**The exercise:**
Gather all lines containing the string "kontynentalizmu" and copy them out.

— Begin —

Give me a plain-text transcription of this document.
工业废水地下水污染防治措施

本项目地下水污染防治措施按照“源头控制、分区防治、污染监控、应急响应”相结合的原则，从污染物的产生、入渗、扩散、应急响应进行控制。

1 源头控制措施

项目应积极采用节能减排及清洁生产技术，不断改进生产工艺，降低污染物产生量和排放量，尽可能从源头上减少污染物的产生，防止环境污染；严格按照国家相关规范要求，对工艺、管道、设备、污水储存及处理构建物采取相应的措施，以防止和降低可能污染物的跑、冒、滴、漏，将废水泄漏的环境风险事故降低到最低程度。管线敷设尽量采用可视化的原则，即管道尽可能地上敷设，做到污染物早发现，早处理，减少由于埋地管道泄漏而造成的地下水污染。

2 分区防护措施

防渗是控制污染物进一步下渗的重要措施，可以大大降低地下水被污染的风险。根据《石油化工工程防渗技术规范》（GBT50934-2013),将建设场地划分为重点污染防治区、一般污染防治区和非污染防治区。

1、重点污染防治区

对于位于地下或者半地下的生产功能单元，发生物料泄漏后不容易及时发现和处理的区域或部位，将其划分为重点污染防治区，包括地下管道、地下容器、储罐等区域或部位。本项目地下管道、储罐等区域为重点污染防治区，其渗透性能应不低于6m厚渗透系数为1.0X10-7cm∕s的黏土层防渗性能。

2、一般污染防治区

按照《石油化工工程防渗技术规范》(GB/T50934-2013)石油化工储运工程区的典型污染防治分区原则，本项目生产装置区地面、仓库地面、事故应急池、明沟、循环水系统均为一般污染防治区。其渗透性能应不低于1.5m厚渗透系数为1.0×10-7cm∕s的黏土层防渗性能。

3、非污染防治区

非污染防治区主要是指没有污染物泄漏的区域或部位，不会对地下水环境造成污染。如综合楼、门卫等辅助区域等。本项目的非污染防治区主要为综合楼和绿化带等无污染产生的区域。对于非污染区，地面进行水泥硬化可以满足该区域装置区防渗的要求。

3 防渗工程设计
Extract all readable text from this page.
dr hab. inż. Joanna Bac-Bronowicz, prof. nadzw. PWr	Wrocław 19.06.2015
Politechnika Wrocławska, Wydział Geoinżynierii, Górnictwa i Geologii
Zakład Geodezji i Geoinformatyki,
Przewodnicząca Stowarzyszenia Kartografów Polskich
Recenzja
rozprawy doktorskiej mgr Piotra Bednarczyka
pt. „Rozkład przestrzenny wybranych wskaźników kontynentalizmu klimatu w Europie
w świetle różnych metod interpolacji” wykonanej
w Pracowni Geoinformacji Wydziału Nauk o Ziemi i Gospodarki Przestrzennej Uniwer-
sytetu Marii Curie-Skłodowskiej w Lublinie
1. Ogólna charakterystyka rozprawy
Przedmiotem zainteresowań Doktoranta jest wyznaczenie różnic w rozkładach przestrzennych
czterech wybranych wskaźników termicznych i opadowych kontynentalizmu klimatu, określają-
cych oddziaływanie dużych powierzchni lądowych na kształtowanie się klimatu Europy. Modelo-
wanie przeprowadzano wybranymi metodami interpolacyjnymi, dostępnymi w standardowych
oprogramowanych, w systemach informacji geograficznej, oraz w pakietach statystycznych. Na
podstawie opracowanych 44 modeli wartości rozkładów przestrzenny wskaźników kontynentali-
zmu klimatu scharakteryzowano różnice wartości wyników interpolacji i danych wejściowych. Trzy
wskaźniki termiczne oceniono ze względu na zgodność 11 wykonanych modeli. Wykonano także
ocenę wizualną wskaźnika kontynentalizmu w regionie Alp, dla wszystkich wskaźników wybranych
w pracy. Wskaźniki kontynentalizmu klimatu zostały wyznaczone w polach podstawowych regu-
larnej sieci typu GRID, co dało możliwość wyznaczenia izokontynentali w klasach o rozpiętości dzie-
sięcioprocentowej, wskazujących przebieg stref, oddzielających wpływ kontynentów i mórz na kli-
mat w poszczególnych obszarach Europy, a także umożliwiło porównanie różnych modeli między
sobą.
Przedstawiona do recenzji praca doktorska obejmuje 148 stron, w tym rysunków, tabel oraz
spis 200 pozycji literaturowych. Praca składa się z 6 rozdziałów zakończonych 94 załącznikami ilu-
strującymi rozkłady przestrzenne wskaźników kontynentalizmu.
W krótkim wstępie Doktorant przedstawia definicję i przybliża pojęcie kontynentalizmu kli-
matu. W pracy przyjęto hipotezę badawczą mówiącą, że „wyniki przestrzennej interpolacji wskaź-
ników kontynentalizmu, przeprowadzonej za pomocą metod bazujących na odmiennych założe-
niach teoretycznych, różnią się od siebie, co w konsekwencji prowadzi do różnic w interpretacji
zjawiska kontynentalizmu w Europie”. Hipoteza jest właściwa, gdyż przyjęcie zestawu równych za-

— End —

**Final result:**
pt. „Rozkład przestrzenny wybranych wskaźników kontynentalizmu klimatu w Europie
czterech wybranych wskaźników termicznych i opadowych kontynentalizmu klimatu, określają-
ocenę wizualną wskaźnika kontynentalizmu w regionie Alp, dla wszystkich wskaźników wybranych
w pracy. Wskaźniki kontynentalizmu klimatu zostały wyznaczone w polach podstawowych regu-
strującymi rozkłady przestrzenne wskaźników kontynentalizmu.
W krótkim wstępie Doktorant przedstawia definicję i przybliża pojęcie kontynentalizmu kli-
ników kontynentalizmu, przeprowadzonej za pomocą metod bazujących na odmiennych założe-
zjawiska kontynentalizmu w Europie”. Hipoteza jest właściwa, gdyż przyjęcie zestawu równych za-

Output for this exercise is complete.